Extract the lines that carry the string "JSON" from the listing.

## start Task material

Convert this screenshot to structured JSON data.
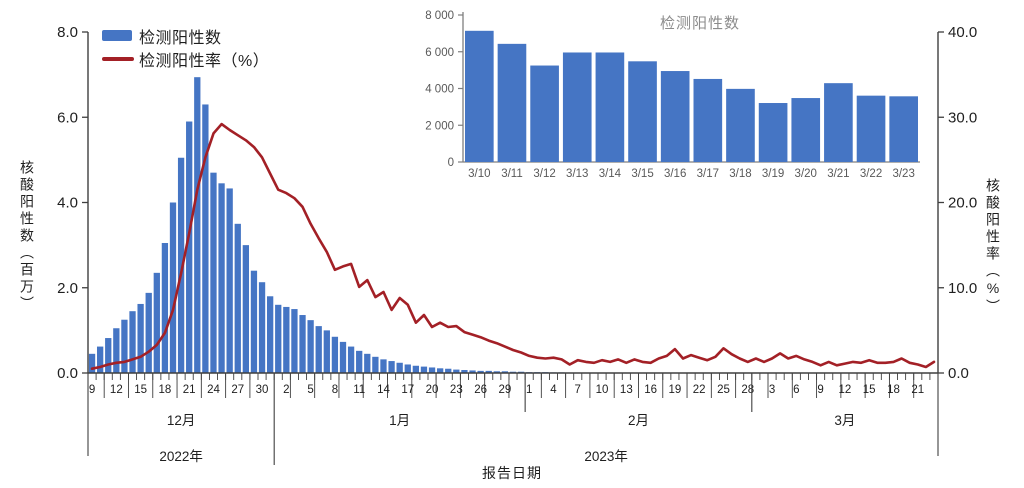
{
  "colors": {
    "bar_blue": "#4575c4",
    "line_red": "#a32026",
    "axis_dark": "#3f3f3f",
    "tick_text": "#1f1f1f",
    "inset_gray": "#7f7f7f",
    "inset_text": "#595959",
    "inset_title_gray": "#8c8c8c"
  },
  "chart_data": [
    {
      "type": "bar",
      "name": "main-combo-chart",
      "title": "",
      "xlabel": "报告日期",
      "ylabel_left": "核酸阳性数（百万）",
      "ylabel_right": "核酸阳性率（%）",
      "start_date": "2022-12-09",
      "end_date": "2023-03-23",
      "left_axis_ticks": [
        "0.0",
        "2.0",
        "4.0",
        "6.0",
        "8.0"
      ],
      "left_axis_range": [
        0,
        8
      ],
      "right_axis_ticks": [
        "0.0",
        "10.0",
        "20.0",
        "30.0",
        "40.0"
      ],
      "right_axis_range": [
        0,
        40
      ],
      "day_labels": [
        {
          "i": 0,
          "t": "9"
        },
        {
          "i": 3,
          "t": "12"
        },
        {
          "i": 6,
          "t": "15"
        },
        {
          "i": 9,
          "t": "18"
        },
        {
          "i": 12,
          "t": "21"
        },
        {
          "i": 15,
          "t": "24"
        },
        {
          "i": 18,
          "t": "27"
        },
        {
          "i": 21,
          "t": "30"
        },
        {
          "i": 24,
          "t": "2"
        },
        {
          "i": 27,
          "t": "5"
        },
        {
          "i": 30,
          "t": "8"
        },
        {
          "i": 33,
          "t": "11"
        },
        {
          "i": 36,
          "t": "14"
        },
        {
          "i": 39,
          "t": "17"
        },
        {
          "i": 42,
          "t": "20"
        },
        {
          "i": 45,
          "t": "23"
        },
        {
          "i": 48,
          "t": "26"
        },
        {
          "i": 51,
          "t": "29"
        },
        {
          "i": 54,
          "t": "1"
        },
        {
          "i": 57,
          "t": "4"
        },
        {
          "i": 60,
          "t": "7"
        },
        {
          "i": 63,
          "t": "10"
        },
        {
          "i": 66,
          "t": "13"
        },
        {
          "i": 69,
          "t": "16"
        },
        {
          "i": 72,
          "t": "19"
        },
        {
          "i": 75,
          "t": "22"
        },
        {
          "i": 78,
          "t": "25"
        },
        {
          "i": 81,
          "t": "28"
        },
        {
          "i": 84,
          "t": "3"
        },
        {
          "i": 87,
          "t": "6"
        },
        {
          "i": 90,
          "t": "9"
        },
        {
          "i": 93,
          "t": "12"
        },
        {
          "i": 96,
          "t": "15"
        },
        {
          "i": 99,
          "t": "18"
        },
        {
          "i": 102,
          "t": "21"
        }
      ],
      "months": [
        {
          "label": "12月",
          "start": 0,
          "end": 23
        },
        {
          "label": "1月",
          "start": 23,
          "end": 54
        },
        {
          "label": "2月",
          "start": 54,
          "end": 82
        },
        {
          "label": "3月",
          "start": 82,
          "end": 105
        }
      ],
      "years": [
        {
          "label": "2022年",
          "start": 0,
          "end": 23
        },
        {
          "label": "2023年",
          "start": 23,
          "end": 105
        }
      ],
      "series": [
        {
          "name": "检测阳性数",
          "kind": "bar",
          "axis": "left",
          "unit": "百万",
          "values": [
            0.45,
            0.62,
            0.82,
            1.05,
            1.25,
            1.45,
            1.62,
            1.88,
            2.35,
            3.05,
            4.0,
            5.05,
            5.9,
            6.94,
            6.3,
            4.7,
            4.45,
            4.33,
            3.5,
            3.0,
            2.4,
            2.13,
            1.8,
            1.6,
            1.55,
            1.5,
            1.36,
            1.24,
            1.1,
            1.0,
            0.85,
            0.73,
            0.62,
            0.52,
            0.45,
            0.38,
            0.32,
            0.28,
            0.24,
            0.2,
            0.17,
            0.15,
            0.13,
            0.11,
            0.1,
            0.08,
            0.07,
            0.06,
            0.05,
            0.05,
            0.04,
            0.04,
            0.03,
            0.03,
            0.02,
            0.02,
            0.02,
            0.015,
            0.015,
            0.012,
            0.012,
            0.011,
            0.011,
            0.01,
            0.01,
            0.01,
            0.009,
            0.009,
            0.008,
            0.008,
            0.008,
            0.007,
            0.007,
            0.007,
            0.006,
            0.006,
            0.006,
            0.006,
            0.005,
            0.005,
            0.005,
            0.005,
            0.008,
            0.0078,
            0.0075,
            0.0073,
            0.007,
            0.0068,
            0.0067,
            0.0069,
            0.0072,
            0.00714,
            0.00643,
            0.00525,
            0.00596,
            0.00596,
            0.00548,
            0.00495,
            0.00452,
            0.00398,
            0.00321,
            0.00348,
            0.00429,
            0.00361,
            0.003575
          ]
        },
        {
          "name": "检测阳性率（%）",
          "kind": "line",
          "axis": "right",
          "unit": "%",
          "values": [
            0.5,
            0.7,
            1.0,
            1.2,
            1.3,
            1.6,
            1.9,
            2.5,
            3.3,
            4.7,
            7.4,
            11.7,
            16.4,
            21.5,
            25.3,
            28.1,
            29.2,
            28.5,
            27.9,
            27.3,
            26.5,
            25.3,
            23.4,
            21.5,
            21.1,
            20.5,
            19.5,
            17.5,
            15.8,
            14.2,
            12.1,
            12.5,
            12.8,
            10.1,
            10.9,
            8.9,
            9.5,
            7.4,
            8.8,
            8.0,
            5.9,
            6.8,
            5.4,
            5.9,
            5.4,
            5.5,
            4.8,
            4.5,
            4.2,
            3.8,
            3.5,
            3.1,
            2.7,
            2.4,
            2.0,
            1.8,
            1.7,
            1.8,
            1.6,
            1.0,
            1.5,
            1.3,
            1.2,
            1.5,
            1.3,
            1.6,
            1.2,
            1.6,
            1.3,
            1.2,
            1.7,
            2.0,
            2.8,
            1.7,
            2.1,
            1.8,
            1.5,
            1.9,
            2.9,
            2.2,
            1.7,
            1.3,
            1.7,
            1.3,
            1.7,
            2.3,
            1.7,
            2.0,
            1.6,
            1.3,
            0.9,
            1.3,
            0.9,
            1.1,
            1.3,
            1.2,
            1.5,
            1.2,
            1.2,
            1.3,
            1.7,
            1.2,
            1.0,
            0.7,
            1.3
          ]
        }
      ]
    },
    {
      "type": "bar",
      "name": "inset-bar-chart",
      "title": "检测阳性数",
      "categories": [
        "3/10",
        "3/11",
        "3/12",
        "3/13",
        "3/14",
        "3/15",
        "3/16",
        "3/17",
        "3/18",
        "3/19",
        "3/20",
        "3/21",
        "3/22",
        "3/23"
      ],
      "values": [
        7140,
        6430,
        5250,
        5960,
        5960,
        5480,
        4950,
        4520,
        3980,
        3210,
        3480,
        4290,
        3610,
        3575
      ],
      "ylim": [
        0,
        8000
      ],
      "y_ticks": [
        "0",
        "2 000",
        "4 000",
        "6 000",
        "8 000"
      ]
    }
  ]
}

## end Task material
## start Task material

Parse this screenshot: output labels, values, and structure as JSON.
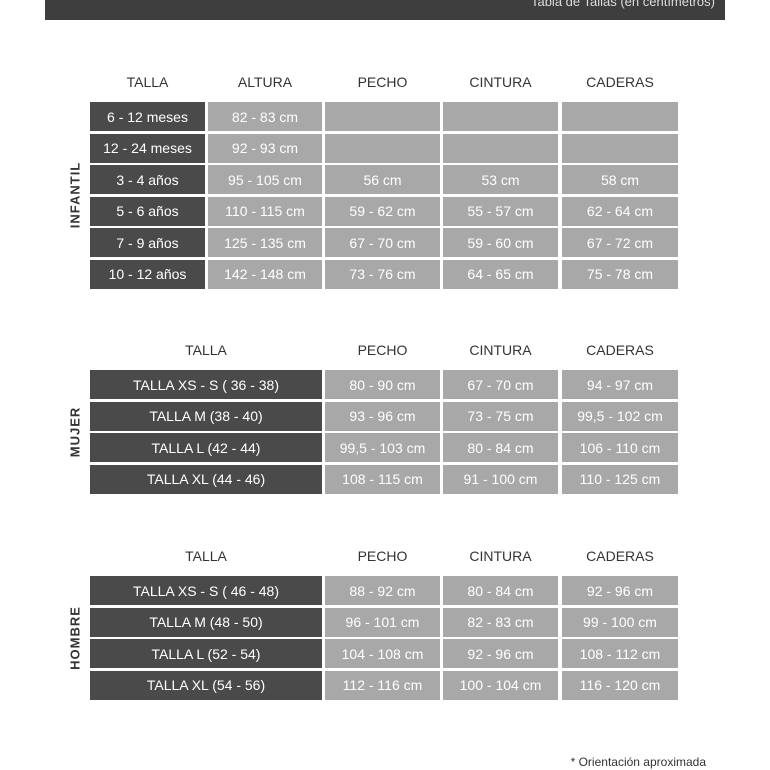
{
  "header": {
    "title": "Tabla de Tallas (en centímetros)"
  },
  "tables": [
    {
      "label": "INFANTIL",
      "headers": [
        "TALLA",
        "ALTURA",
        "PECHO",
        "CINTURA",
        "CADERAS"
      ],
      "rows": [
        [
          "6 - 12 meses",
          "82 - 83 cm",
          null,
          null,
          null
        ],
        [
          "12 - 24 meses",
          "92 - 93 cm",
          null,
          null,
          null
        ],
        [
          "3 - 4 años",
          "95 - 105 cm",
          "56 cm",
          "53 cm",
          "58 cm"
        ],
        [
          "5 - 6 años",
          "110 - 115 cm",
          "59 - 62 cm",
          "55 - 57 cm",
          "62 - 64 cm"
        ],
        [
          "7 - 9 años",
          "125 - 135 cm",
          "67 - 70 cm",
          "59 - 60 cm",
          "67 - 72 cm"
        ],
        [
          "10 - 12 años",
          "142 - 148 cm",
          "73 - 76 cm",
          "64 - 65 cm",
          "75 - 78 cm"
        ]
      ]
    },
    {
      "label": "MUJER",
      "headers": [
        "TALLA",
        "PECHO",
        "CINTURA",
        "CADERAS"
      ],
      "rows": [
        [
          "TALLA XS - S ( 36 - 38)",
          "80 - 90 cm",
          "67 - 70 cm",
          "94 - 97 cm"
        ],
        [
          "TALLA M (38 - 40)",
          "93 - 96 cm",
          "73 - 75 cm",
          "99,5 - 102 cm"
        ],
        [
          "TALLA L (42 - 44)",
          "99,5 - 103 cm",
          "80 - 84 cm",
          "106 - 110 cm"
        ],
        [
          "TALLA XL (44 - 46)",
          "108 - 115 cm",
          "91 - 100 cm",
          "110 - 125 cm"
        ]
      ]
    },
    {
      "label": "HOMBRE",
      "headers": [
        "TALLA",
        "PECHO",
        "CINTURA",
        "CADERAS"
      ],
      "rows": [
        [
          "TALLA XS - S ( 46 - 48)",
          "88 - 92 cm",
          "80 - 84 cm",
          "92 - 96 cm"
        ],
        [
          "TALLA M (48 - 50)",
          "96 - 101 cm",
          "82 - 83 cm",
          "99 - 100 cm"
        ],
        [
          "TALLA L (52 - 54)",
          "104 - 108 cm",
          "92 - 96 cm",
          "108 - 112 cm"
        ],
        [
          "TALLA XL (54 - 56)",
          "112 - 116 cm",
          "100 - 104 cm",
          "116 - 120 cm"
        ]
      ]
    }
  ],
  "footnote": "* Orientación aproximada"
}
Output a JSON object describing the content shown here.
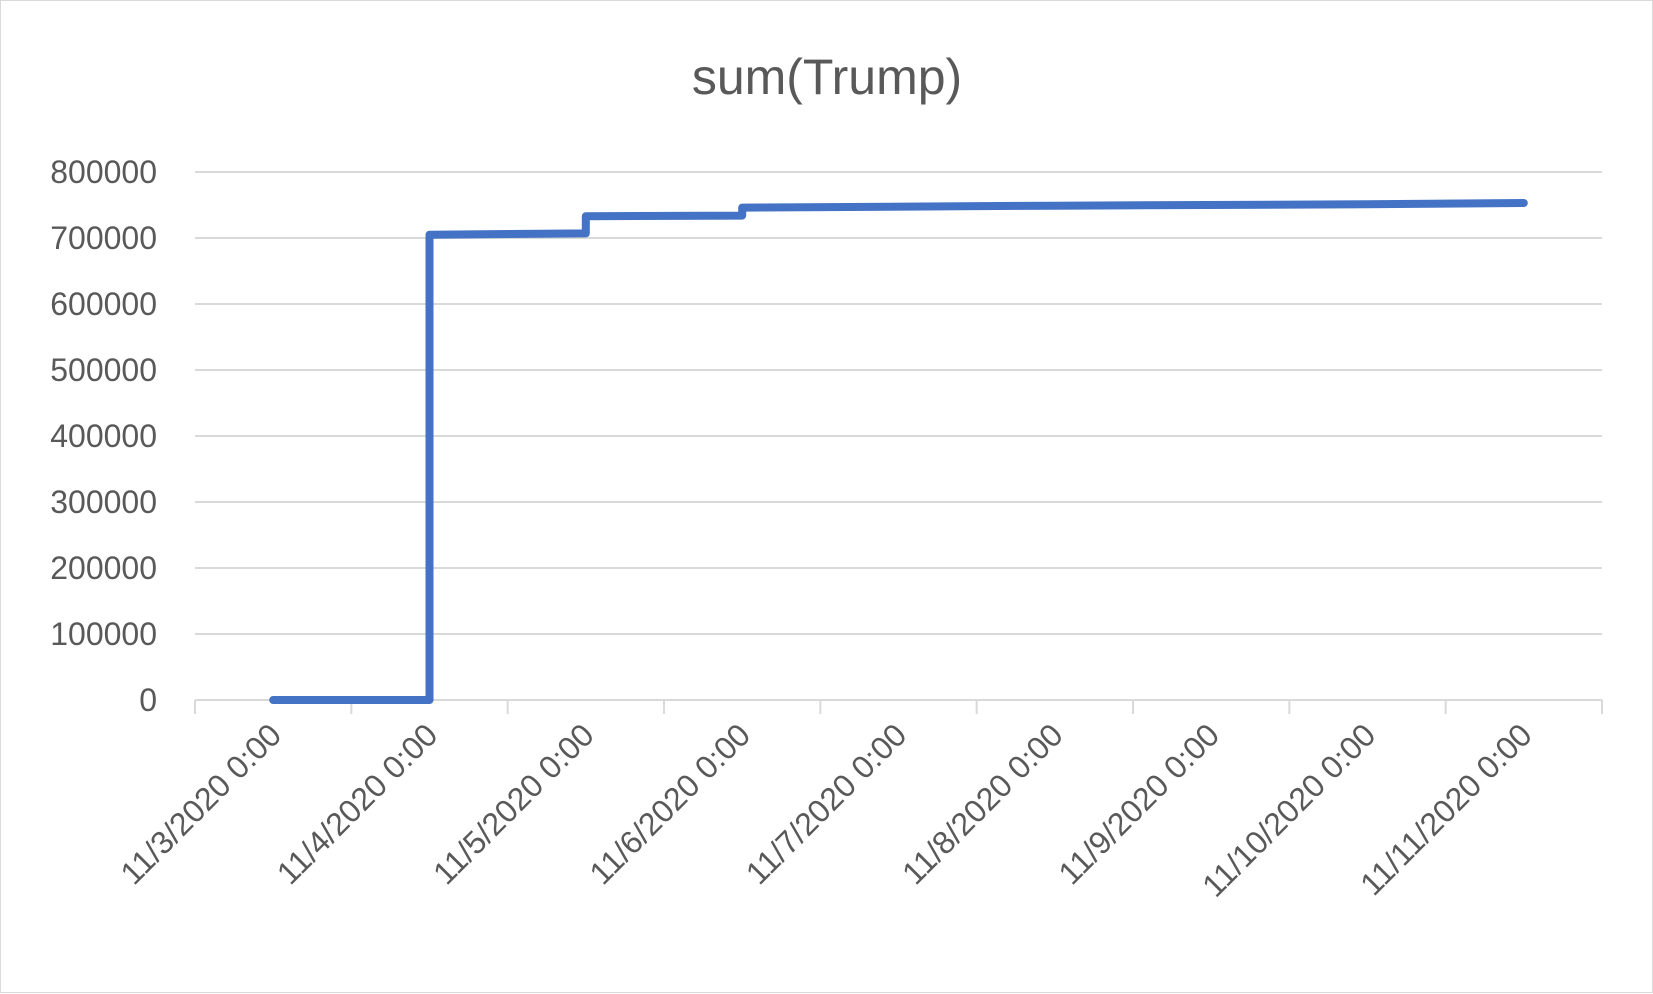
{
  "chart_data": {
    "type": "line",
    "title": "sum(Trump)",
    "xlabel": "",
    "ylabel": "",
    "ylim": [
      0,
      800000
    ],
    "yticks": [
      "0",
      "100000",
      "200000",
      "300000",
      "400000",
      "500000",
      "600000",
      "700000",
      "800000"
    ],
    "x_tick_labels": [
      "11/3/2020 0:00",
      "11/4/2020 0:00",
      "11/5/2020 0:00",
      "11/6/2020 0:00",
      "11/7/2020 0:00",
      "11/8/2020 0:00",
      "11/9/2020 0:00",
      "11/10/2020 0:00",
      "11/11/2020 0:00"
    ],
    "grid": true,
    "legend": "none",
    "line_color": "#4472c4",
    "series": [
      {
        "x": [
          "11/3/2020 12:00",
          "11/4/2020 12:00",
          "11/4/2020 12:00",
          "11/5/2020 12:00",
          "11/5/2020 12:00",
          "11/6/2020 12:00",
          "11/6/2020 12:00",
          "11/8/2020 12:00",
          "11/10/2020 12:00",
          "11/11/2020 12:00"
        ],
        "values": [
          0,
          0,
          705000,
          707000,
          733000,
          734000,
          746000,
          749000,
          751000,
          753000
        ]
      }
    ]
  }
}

## end Task material

## Reply to the exercise
Convert this screenshot to structured JSON data.
Parse this screenshot: output labels, values, and structure as JSON.
Output a JSON object describing the content shown here.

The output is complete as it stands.